Figure data in JSON:
# # # #

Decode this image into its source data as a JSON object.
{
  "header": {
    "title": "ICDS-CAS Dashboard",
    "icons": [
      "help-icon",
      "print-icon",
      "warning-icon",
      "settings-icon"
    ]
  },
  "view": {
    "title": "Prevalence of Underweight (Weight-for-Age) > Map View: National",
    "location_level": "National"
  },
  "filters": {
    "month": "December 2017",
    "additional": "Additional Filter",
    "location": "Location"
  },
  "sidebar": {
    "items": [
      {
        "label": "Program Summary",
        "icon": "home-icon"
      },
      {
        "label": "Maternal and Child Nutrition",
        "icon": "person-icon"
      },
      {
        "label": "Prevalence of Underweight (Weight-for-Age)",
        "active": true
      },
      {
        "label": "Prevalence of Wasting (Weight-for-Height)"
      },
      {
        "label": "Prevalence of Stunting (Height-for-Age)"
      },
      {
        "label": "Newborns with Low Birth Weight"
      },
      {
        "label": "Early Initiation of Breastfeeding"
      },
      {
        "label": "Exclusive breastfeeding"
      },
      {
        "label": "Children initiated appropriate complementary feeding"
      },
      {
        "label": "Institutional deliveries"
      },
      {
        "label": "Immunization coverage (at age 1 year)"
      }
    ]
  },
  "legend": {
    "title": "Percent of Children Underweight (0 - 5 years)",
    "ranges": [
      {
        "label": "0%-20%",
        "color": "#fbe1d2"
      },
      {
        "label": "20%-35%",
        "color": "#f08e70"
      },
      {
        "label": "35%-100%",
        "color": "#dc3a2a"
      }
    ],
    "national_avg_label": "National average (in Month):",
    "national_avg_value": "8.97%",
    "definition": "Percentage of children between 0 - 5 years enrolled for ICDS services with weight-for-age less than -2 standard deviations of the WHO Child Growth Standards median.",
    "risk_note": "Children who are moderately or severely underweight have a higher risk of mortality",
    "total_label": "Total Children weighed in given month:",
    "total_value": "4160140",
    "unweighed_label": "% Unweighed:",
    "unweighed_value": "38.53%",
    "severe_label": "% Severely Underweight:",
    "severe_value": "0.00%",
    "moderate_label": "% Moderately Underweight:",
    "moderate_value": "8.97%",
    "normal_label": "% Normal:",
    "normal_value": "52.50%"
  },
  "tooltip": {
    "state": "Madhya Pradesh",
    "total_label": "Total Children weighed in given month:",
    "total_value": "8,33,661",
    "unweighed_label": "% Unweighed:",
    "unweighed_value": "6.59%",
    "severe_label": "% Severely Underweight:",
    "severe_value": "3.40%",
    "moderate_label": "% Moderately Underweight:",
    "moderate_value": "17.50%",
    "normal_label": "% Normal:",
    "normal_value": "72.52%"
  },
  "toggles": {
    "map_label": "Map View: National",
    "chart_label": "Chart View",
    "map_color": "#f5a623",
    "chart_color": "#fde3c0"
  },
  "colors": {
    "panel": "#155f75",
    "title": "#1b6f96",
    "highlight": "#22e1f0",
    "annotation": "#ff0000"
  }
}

# # # #

Written instruction: Exactly reproduce every line of the records.

Solution to the problem:
Decode this image into its source data as a JSON object.
{
  "header": {
    "title": "ICDS-CAS Dashboard",
    "icons": [
      "help-icon",
      "print-icon",
      "warning-icon",
      "settings-icon"
    ]
  },
  "view": {
    "title": "Prevalence of Underweight (Weight-for-Age) > Map View: National",
    "location_level": "National"
  },
  "filters": {
    "month": "December 2017",
    "additional": "Additional Filter",
    "location": "Location"
  },
  "sidebar": {
    "items": [
      {
        "label": "Program Summary",
        "icon": "home-icon"
      },
      {
        "label": "Maternal and Child Nutrition",
        "icon": "person-icon"
      },
      {
        "label": "Prevalence of Underweight (Weight-for-Age)",
        "active": true
      },
      {
        "label": "Prevalence of Wasting (Weight-for-Height)"
      },
      {
        "label": "Prevalence of Stunting (Height-for-Age)"
      },
      {
        "label": "Newborns with Low Birth Weight"
      },
      {
        "label": "Early Initiation of Breastfeeding"
      },
      {
        "label": "Exclusive breastfeeding"
      },
      {
        "label": "Children initiated appropriate complementary feeding"
      },
      {
        "label": "Institutional deliveries"
      },
      {
        "label": "Immunization coverage (at age 1 year)"
      }
    ]
  },
  "legend": {
    "title": "Percent of Children Underweight (0 - 5 years)",
    "ranges": [
      {
        "label": "0%-20%",
        "color": "#fbe1d2"
      },
      {
        "label": "20%-35%",
        "color": "#f08e70"
      },
      {
        "label": "35%-100%",
        "color": "#dc3a2a"
      }
    ],
    "national_avg_label": "National average (in Month):",
    "national_avg_value": "8.97%",
    "definition": "Percentage of children between 0 - 5 years enrolled for ICDS services with weight-for-age less than -2 standard deviations of the WHO Child Growth Standards median.",
    "risk_note": "Children who are moderately or severely underweight have a higher risk of mortality",
    "total_label": "Total Children weighed in given month:",
    "total_value": "4160140",
    "unweighed_label": "% Unweighed:",
    "unweighed_value": "38.53%",
    "severe_label": "% Severely Underweight:",
    "severe_value": "0.00%",
    "moderate_label": "% Moderately Underweight:",
    "moderate_value": "8.97%",
    "normal_label": "% Normal:",
    "normal_value": "52.50%"
  },
  "tooltip": {
    "state": "Madhya Pradesh",
    "total_label": "Total Children weighed in given month:",
    "total_value": "8,33,661",
    "unweighed_label": "% Unweighed:",
    "unweighed_value": "6.59%",
    "severe_label": "% Severely Underweight:",
    "severe_value": "3.40%",
    "moderate_label": "% Moderately Underweight:",
    "moderate_value": "17.50%",
    "normal_label": "% Normal:",
    "normal_value": "72.52%"
  },
  "toggles": {
    "map_label": "Map View: National",
    "chart_label": "Chart View",
    "map_color": "#f5a623",
    "chart_color": "#fde3c0"
  },
  "colors": {
    "panel": "#155f75",
    "title": "#1b6f96",
    "highlight": "#22e1f0",
    "annotation": "#ff0000"
  }
}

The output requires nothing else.